* **WAS ZU TUN IST**:
Beantworte zum folgenden Gerichtsbeschluss kurz drei Fragen:
(a) Auf welchen Betrag wird der Streitwert für das Beschwerdeverfahren festgesetzt?
(b) Welches Aktenzeichen hat die vorgehende Entscheidung des Verwaltungsgerichts?
(c) Wogegen wendet sich die Antragstellerin?

* **VORLIEGENDER TEXT**:

---+---

Oberverwaltungsgericht Niedersachsen
Beschl. v. 23.06.2016, Az.: 7 ME 54/16

Gemeinschaftslizenz; Güterkraftverkehr

Bibliographie

Gericht
OVG Niedersachsen
Datum
23.06.2016
Aktenzeichen
7 ME 54/16
Entscheidungsform
Beschluss
Referenz
WKRS 2016, 43443
Entscheidungsname
[keine Angabe]
ECLI
[keine Angabe]

Verfahrensgang

vorgehend
VG - 28.04.2016 - AZ: 5 B 994/16

Tenor:

Die Beschwerde der Antragstellerin gegen den Beschluss des Verwaltungsgerichts Hannover - 5. Kammer - vom 28. April 2016 wird zurückgewiesen.

Die Antragstellerin trägt die Kosten des Beschwerdeverfahrens.

Der Streitwert wird für das Beschwerdeverfahren auf 15.000,- EUR festgesetzt.

Gründe

I.

Die Antragstellerin - eine GmbH - wendet sich gegen den Widerruf der Gemeinschafts-lizenz für den grenzüberschreitenden Güterkraftverkehr.

---+---

* **GESPEICHERTE DATEN**:

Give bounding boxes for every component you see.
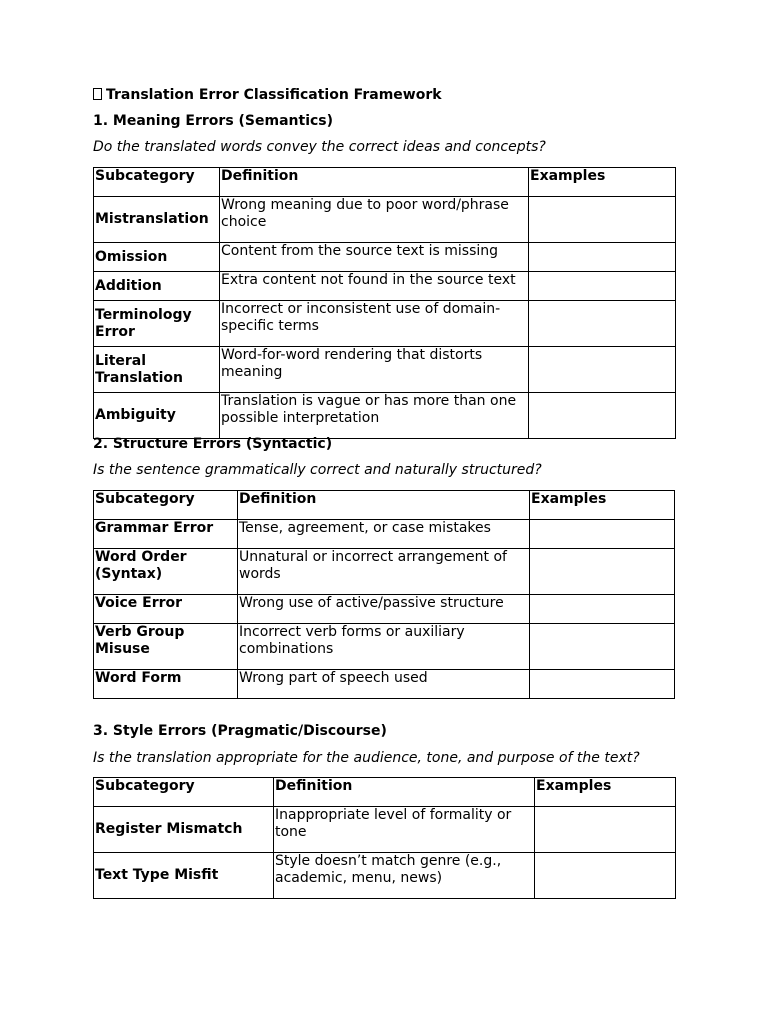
document-title-text: Translation Error Classification Framework	[106, 87, 442, 103]
row-definition: Style doesn’t match genre (e.g., academic, menu, news)	[274, 853, 535, 899]
row-definition: Incorrect or inconsistent use of domain-specific terms	[220, 301, 529, 347]
row-examples	[529, 197, 676, 243]
table-header-row	[94, 168, 676, 197]
table-row	[94, 853, 676, 899]
row-definition: Wrong meaning due to poor word/phrase choice	[220, 197, 529, 243]
section-3-question: Is the translation appropriate for the audience, tone, and purpose of the text?	[93, 750, 640, 766]
row-examples	[529, 272, 676, 301]
header-definition: Definition	[238, 491, 530, 520]
row-subcategory: Word Form	[94, 670, 238, 699]
header-subcategory: Subcategory	[94, 778, 274, 807]
row-definition: Extra content not found in the source text	[220, 272, 529, 301]
row-examples	[530, 549, 675, 595]
row-subcategory: Addition	[94, 272, 220, 301]
row-subcategory: Terminology Error	[94, 301, 220, 347]
row-definition: Incorrect verb forms or auxiliary combinations	[238, 624, 530, 670]
row-definition: Content from the source text is missing	[220, 243, 529, 272]
row-definition: Inappropriate level of formality or tone	[274, 807, 535, 853]
row-definition: Word-for-word rendering that distorts meaning	[220, 347, 529, 393]
row-examples	[529, 347, 676, 393]
row-definition: Unnatural or incorrect arrangement of words	[238, 549, 530, 595]
box-glyph-icon	[93, 88, 102, 100]
row-subcategory: Text Type Misfit	[94, 853, 274, 899]
header-examples: Examples	[530, 491, 675, 520]
row-subcategory: Word Order (Syntax)	[94, 549, 238, 595]
table-row	[94, 243, 676, 272]
row-subcategory: Mistranslation	[94, 197, 220, 243]
document-title	[93, 87, 442, 104]
table-header-row	[94, 491, 675, 520]
header-subcategory: Subcategory	[94, 491, 238, 520]
section-2-question: Is the sentence grammatically correct and naturally structured?	[93, 462, 542, 478]
table-row	[94, 272, 676, 301]
section-1-heading: 1. Meaning Errors (Semantics)	[93, 113, 334, 129]
row-examples	[529, 393, 676, 439]
row-examples	[535, 807, 676, 853]
row-definition: Wrong part of speech used	[238, 670, 530, 699]
meaning-errors-table	[93, 167, 676, 439]
section-2-heading: 2. Structure Errors (Syntactic)	[93, 436, 333, 452]
row-examples	[530, 520, 675, 549]
header-definition: Definition	[274, 778, 535, 807]
table-row	[94, 807, 676, 853]
row-subcategory: Ambiguity	[94, 393, 220, 439]
table-row	[94, 301, 676, 347]
table-row	[94, 197, 676, 243]
header-subcategory: Subcategory	[94, 168, 220, 197]
table-row	[94, 393, 676, 439]
table-row	[94, 624, 675, 670]
table-row	[94, 670, 675, 699]
table-row	[94, 549, 675, 595]
header-examples: Examples	[535, 778, 676, 807]
header-examples: Examples	[529, 168, 676, 197]
row-definition: Tense, agreement, or case mistakes	[238, 520, 530, 549]
row-subcategory: Omission	[94, 243, 220, 272]
table-row	[94, 347, 676, 393]
table-row	[94, 595, 675, 624]
row-subcategory: Grammar Error	[94, 520, 238, 549]
structure-errors-table	[93, 490, 675, 699]
row-subcategory: Voice Error	[94, 595, 238, 624]
row-examples	[535, 853, 676, 899]
style-errors-table	[93, 777, 676, 899]
section-3-heading: 3. Style Errors (Pragmatic/Discourse)	[93, 723, 387, 739]
row-subcategory: Literal Translation	[94, 347, 220, 393]
row-examples	[530, 624, 675, 670]
section-1-question: Do the translated words convey the correct ideas and concepts?	[93, 139, 546, 155]
row-examples	[529, 243, 676, 272]
row-examples	[530, 670, 675, 699]
row-examples	[529, 301, 676, 347]
row-examples	[530, 595, 675, 624]
header-definition: Definition	[220, 168, 529, 197]
table-header-row	[94, 778, 676, 807]
row-subcategory: Register Mismatch	[94, 807, 274, 853]
row-definition: Translation is vague or has more than one possible interpretation	[220, 393, 529, 439]
row-subcategory: Verb Group Misuse	[94, 624, 238, 670]
table-row	[94, 520, 675, 549]
row-definition: Wrong use of active/passive structure	[238, 595, 530, 624]
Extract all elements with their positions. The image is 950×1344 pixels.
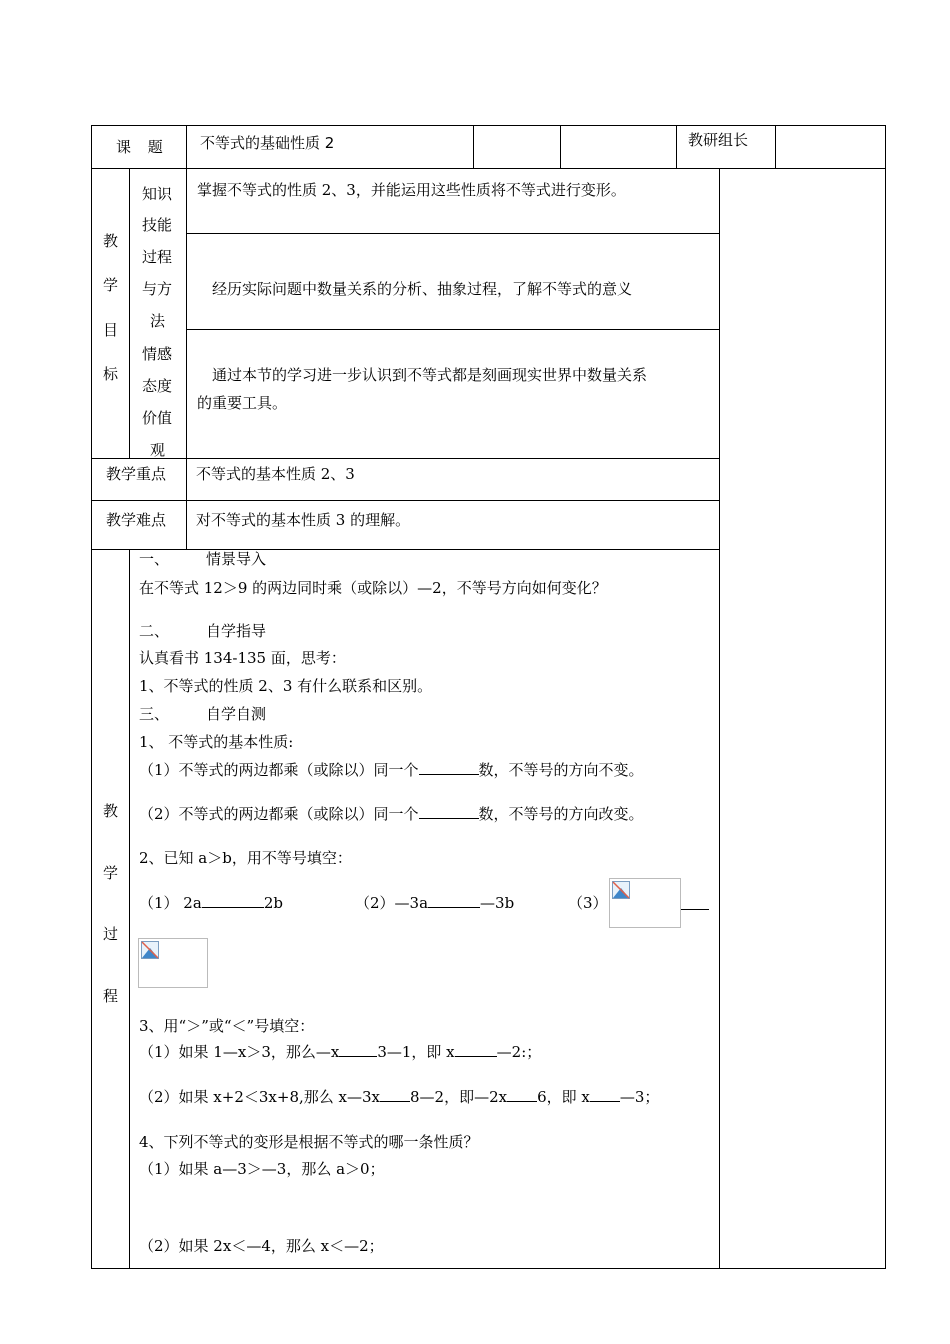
answer-blank[interactable]: [202, 893, 264, 908]
section1-question: 在不等式 12＞9 的两边同时乘（或除以）—2，不等号方向如何变化？: [139, 579, 607, 597]
answer-blank[interactable]: [419, 760, 479, 775]
question1b: （2）不等式的两边都乘（或除以）同一个 数，不等号的方向改变。: [139, 805, 644, 823]
answer-blank[interactable]: [681, 895, 709, 910]
process-method-text: 经历实际问题中数量关系的分析、抽象过程，了解不等式的意义: [212, 280, 633, 298]
group-leader-label: 教研组长: [688, 131, 749, 149]
question3-part2: （2）如果 x+2＜3x+8,那么 x—3x 8—2，即—2x 6，即 x —3；: [139, 1088, 660, 1106]
broken-image-placeholder: [138, 938, 208, 988]
section2-line1: 认真看书 134-135 面，思考：: [139, 649, 346, 667]
broken-image-placeholder: [609, 878, 681, 928]
broken-image-icon: [141, 941, 159, 959]
section2-title: 自学指导: [206, 622, 267, 640]
question4-part1: （1）如果 a—3＞—3，那么 a＞0；: [139, 1160, 385, 1178]
section2-number: 二、: [139, 622, 170, 640]
answer-blank[interactable]: [507, 1087, 537, 1102]
question2-part3: （3）: [568, 894, 608, 912]
question2-part2: （2）—3a —3b: [355, 894, 515, 912]
answer-blank[interactable]: [455, 1042, 497, 1057]
difficulty-label: 教学难点: [106, 511, 167, 529]
topic-value: 不等式的基础性质 2: [200, 134, 335, 152]
answer-blank[interactable]: [339, 1042, 377, 1057]
question4-heading: 4、下列不等式的变形是根据不等式的哪一条性质？: [139, 1133, 479, 1151]
attitude-text-line2: 的重要工具。: [197, 394, 288, 412]
question1-heading: 1、 不等式的基本性质:: [139, 733, 294, 751]
question2-heading: 2、已知 a＞b，用不等号填空：: [139, 849, 352, 867]
attitude-text-line1: 通过本节的学习进一步认识到不等式都是刻画现实世界中数量关系: [212, 366, 648, 384]
question1a: （1）不等式的两边都乘（或除以）同一个 数，不等号的方向不变。: [139, 761, 644, 779]
question3-heading: 3、用“＞”或“＜”号填空：: [139, 1017, 315, 1035]
section1-number: 一、: [139, 550, 170, 568]
question4-part2: （2）如果 2x＜—4，那么 x＜—2；: [139, 1237, 384, 1255]
section3-title: 自学自测: [206, 705, 267, 723]
answer-blank[interactable]: [380, 1087, 410, 1102]
question3-part1: （1）如果 1—x＞3，那么—x 3—1，即 x —2:；: [139, 1043, 542, 1061]
knowledge-text: 掌握不等式的性质 2、3，并能运用这些性质将不等式进行变形。: [197, 181, 626, 199]
answer-blank[interactable]: [590, 1087, 620, 1102]
question2-part1: （1） 2a 2b: [139, 894, 283, 912]
answer-blank[interactable]: [428, 893, 480, 908]
difficulty-text: 对不等式的基本性质 3 的理解。: [196, 511, 411, 529]
key-point-text: 不等式的基本性质 2、3: [196, 465, 355, 483]
key-point-label: 教学重点: [106, 465, 167, 483]
topic-label: 课 题: [116, 138, 163, 156]
section3-number: 三、: [139, 705, 170, 723]
section1-title: 情景导入: [206, 550, 267, 568]
answer-blank[interactable]: [419, 804, 479, 819]
broken-image-icon: [612, 881, 630, 899]
section2-line2: 1、不等式的性质 2、3 有什么联系和区别。: [139, 677, 433, 695]
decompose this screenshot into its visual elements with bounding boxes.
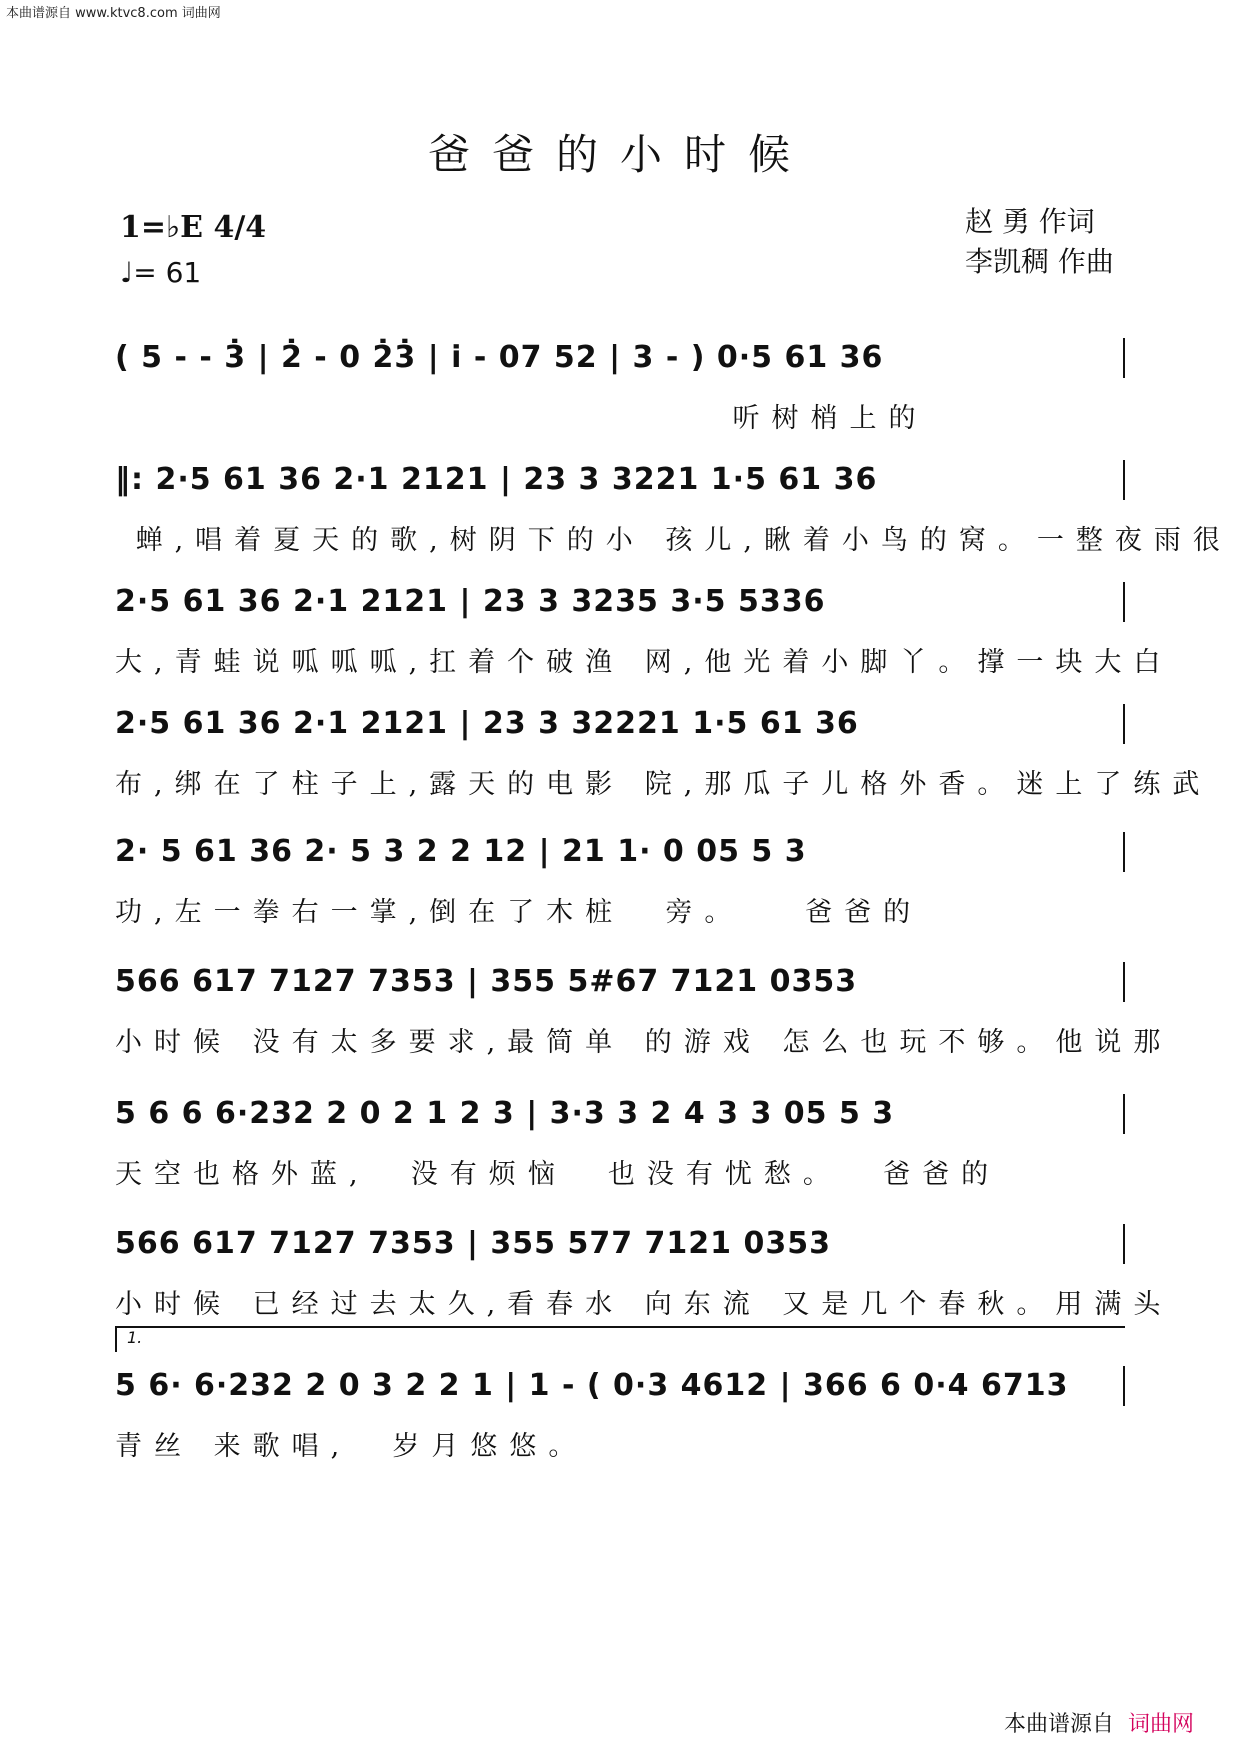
- key-signature: 1=♭E 4/4: [120, 210, 267, 245]
- tempo-marking: ♩= 61: [120, 256, 202, 289]
- barline: [1123, 704, 1125, 744]
- barline: [1123, 582, 1125, 622]
- source-watermark-top: 本曲谱源自 www.ktvc8.com 词曲网: [6, 6, 221, 21]
- volta-bracket: 1.: [115, 1326, 1125, 1352]
- source-watermark-bottom: [1004, 1707, 1194, 1738]
- barline: [1123, 962, 1125, 1002]
- source-label: 本曲谱源自: [1003, 1712, 1114, 1737]
- lyric-line: 小时候 已经过去太久,看春水 向东流 又是几个春秋。用满头: [115, 1289, 1173, 1320]
- notation-line: 2·5 61 36 2·1 2121 | 23 3 32221 1·5 61 36: [115, 706, 859, 741]
- barline: [1123, 460, 1125, 500]
- notation-line: ( 5 - - 3̇ | 2̇ - 0 2̇3̇ | i̇ - 07 52 | 3 - ) 0·5 61 36: [115, 340, 884, 375]
- barline: [1123, 832, 1125, 872]
- notation-line: 2· 5 61 36 2· 5 3 2 2 12 | 21 1· 0 05 5 3: [115, 834, 807, 869]
- song-title: 爸爸的小时候: [427, 130, 812, 179]
- barline: [1123, 338, 1125, 378]
- lyric-line: 功,左一拳右一掌,倒在了木桩 旁。 爸爸的: [115, 897, 923, 928]
- composer-credit: 李凯稠 作曲: [965, 245, 1114, 278]
- lyric-line: 青丝 来歌唱, 岁月悠悠。: [115, 1431, 588, 1462]
- score-system-1: [115, 338, 1125, 438]
- lyricist-credit: 赵 勇 作词: [965, 205, 1095, 238]
- score-system-3: [115, 582, 1173, 682]
- score-system-7: [115, 1094, 1125, 1194]
- score-system-9: [115, 1328, 1125, 1466]
- barline: [1123, 1094, 1125, 1134]
- lyric-line: 大,青蛙说呱呱呱,扛着个破渔 网,他光着小脚丫。撑一块大白: [115, 647, 1173, 678]
- score-system-8: [115, 1224, 1173, 1324]
- lyric-line: 听树梢上的: [115, 403, 928, 434]
- lyric-line: 天空也格外蓝, 没有烦恼 也没有忧愁。 爸爸的: [115, 1159, 1001, 1190]
- notation-line: 566 617 7127 7353 | 355 5#67 7121 0353: [115, 964, 858, 999]
- site-name: 词曲网: [1127, 1712, 1194, 1737]
- score-system-5: [115, 832, 1125, 932]
- score-system-2: [115, 460, 1232, 560]
- notation-line: 5 6· 6·232 2 0 3 2 2 1 | 1 - ( 0·3 4612 | 366 6 0·4 6713: [115, 1368, 1069, 1403]
- notation-line: 5 6 6 6·232 2 0 2 1 2 3 | 3·3 3 2 4 3 3 05 5 3: [115, 1096, 895, 1131]
- notation-line: 2·5 61 36 2·1 2121 | 23 3 3235 3·5 5336: [115, 584, 826, 619]
- score-system-4: [115, 704, 1212, 804]
- notation-line: ‖: 2·5 61 36 2·1 2121 | 23 3 3221 1·5 61 36: [115, 462, 878, 497]
- barline: [1123, 1224, 1125, 1264]
- lyric-line: 小时候 没有太多要求,最简单 的游戏 怎么也玩不够。他说那: [115, 1027, 1173, 1058]
- lyric-line: 蝉,唱着夏天的歌,树阴下的小 孩儿,瞅着小鸟的窝。一整夜雨很: [115, 525, 1232, 556]
- lyric-line: 布,绑在了柱子上,露天的电影 院,那瓜子儿格外香。迷上了练武: [115, 769, 1212, 800]
- notation-line: 566 617 7127 7353 | 355 577 7121 0353: [115, 1226, 831, 1261]
- score-system-6: [115, 962, 1173, 1062]
- barline: [1123, 1366, 1125, 1406]
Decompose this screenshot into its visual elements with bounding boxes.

---+---

* **GELÖSTE AUFGABE**:
(a) Auf 15.000,- EUR.
(b) 5 B 994/16.
(c) Gegen den Widerruf der Gemeinschaftslizenz für den grenzüberschreitenden Güterkraftverkehr.